◆ Your goal: Repeat the material verbatim. Images are excluded from the copy.

[Extracted data entries]
▬▬▬▬▬▬

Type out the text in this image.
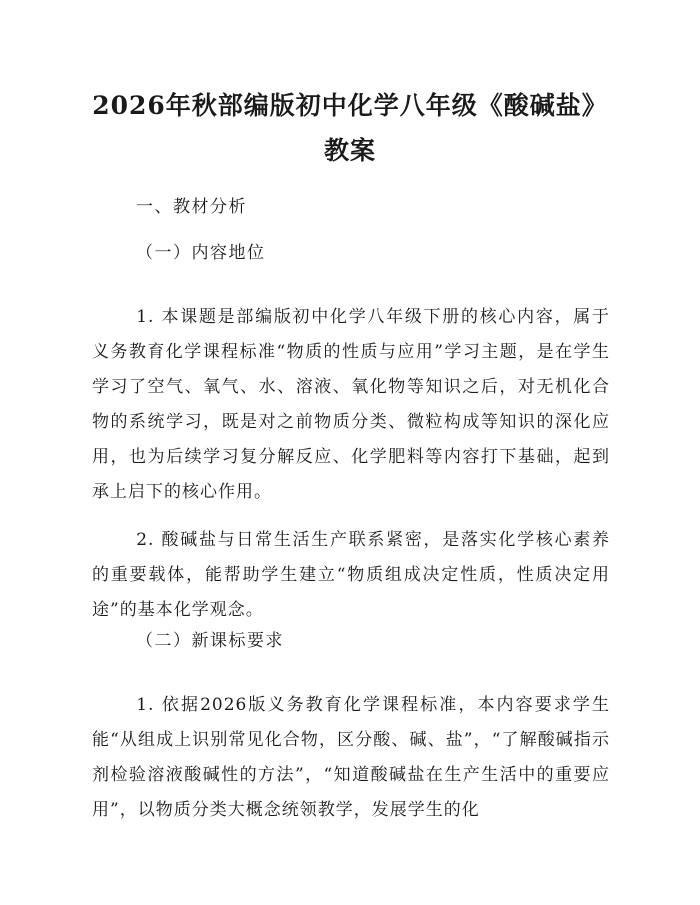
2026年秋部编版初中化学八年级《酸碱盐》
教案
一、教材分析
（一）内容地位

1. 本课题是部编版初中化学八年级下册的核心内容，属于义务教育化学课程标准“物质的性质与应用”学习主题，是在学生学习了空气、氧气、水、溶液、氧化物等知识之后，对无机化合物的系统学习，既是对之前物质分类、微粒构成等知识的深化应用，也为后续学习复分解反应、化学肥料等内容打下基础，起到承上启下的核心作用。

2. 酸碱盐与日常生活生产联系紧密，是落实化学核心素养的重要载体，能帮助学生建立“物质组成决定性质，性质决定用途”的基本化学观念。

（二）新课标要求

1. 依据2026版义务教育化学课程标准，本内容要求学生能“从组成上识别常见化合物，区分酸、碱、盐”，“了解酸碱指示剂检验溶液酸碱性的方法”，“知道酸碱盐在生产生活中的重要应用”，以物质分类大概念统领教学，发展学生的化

▬▬▬▬▬▬

◆ Correct response:
Type out the text in this image.
2026年秋部编版初中化学八年级《酸碱盐》
教案
一、教材分析
（一）内容地位

1. 本课题是部编版初中化学八年级下册的核心内容，属于义务教育化学课程标准“物质的性质与应用”学习主题，是在学生学习了空气、氧气、水、溶液、氧化物等知识之后，对无机化合物的系统学习，既是对之前物质分类、微粒构成等知识的深化应用，也为后续学习复分解反应、化学肥料等内容打下基础，起到承上启下的核心作用。

2. 酸碱盐与日常生活生产联系紧密，是落实化学核心素养的重要载体，能帮助学生建立“物质组成决定性质，性质决定用途”的基本化学观念。

（二）新课标要求

1. 依据2026版义务教育化学课程标准，本内容要求学生能“从组成上识别常见化合物，区分酸、碱、盐”，“了解酸碱指示剂检验溶液酸碱性的方法”，“知道酸碱盐在生产生活中的重要应用”，以物质分类大概念统领教学，发展学生的化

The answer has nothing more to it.